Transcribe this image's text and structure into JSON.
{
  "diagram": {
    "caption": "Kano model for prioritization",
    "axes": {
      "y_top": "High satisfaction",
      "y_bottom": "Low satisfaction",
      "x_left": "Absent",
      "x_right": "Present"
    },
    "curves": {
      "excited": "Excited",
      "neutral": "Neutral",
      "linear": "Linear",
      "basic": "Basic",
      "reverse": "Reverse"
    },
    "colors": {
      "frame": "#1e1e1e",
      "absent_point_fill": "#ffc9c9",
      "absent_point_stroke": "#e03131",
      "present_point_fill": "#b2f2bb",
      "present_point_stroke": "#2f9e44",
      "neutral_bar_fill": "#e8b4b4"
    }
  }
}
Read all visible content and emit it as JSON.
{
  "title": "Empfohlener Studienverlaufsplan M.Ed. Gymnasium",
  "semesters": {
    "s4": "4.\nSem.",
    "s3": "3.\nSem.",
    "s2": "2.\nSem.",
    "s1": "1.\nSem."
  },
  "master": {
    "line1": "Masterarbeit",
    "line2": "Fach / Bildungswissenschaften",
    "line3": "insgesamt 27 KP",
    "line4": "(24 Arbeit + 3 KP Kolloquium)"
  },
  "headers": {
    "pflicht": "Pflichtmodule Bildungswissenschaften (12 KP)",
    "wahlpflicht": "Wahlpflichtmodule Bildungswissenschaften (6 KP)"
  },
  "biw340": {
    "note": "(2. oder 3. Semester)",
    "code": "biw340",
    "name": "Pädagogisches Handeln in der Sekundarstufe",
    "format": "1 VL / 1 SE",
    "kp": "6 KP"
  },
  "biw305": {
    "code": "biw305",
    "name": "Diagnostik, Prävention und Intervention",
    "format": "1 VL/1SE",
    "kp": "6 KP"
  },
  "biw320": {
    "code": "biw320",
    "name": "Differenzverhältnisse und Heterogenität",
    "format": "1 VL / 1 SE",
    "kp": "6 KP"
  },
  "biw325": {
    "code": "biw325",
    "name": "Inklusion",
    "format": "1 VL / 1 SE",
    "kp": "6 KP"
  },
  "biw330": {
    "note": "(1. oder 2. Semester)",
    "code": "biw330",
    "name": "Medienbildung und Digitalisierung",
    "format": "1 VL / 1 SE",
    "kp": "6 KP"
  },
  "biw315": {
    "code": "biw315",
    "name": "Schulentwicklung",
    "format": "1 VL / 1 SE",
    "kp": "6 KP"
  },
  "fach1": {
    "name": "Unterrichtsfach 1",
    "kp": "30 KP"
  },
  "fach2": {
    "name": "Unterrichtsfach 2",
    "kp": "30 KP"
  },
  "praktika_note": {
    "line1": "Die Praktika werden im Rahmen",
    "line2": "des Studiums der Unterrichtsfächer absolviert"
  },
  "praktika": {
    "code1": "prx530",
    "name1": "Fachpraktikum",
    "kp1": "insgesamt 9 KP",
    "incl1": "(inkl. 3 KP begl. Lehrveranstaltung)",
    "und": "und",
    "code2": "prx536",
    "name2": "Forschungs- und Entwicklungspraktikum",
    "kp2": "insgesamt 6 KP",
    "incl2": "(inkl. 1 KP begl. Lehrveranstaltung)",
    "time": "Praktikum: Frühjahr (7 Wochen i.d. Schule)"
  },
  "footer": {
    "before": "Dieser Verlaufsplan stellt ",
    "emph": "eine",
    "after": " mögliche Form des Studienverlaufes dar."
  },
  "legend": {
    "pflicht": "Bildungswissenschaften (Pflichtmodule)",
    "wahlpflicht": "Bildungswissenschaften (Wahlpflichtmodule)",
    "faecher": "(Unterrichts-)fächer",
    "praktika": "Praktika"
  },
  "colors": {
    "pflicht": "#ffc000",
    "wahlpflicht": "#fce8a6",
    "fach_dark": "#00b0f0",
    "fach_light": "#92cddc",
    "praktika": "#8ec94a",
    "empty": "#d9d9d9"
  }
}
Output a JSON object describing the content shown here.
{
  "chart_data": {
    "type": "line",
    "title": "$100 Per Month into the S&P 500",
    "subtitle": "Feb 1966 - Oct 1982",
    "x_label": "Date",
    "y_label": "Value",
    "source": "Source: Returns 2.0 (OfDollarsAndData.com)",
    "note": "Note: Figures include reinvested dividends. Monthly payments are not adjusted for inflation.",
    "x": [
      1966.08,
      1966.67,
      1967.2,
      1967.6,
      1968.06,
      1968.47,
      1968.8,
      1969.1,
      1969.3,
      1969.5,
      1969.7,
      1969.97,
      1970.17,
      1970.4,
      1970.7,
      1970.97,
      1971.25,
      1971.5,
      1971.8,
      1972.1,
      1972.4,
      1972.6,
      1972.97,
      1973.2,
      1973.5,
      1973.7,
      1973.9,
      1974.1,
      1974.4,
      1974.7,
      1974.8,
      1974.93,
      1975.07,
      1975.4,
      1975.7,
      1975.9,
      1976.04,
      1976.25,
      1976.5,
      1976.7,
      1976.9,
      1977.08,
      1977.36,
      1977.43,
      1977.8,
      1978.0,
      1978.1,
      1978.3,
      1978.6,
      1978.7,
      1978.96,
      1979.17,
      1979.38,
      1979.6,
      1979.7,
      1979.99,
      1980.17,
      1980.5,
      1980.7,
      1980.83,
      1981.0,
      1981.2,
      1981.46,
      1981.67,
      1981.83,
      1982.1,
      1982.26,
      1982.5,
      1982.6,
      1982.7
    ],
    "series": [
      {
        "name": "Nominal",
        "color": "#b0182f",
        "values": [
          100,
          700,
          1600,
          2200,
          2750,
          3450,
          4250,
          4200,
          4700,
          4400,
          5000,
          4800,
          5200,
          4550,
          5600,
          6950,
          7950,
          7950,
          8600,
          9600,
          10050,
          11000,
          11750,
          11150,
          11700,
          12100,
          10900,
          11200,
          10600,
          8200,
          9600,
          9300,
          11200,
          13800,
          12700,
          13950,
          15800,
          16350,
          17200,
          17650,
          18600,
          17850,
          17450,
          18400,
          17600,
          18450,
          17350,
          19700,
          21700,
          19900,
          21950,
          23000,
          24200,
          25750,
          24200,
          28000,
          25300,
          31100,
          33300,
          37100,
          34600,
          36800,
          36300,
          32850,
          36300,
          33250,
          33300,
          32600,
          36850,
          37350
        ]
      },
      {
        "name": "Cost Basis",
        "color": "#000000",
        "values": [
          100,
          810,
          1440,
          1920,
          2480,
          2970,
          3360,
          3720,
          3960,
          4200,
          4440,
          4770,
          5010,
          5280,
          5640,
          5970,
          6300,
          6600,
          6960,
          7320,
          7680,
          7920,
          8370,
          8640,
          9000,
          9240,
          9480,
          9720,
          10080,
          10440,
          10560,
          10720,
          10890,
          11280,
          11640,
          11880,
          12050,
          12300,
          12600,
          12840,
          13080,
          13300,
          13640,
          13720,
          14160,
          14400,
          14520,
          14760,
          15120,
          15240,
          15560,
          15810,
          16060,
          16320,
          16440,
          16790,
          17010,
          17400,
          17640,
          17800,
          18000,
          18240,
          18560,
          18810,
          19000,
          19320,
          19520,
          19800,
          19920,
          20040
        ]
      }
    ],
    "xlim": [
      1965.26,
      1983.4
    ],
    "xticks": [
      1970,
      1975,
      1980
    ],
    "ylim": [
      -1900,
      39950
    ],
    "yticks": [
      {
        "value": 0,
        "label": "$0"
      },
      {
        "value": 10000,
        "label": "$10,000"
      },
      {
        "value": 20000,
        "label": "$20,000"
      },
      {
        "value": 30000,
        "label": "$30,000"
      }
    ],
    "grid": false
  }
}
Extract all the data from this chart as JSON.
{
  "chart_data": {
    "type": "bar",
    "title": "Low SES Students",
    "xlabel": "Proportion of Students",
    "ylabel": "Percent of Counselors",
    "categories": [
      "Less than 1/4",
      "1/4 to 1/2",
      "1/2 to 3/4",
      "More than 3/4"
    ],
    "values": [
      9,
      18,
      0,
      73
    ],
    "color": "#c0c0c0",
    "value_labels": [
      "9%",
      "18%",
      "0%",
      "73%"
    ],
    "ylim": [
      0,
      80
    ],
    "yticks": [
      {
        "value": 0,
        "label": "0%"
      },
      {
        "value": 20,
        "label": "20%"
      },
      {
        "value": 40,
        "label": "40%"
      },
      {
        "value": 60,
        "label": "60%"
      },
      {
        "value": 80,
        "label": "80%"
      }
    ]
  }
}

What you will do: In the listing above, how many lines hold the word "insgesamt"? Give the number and nothing more.

Reply: 3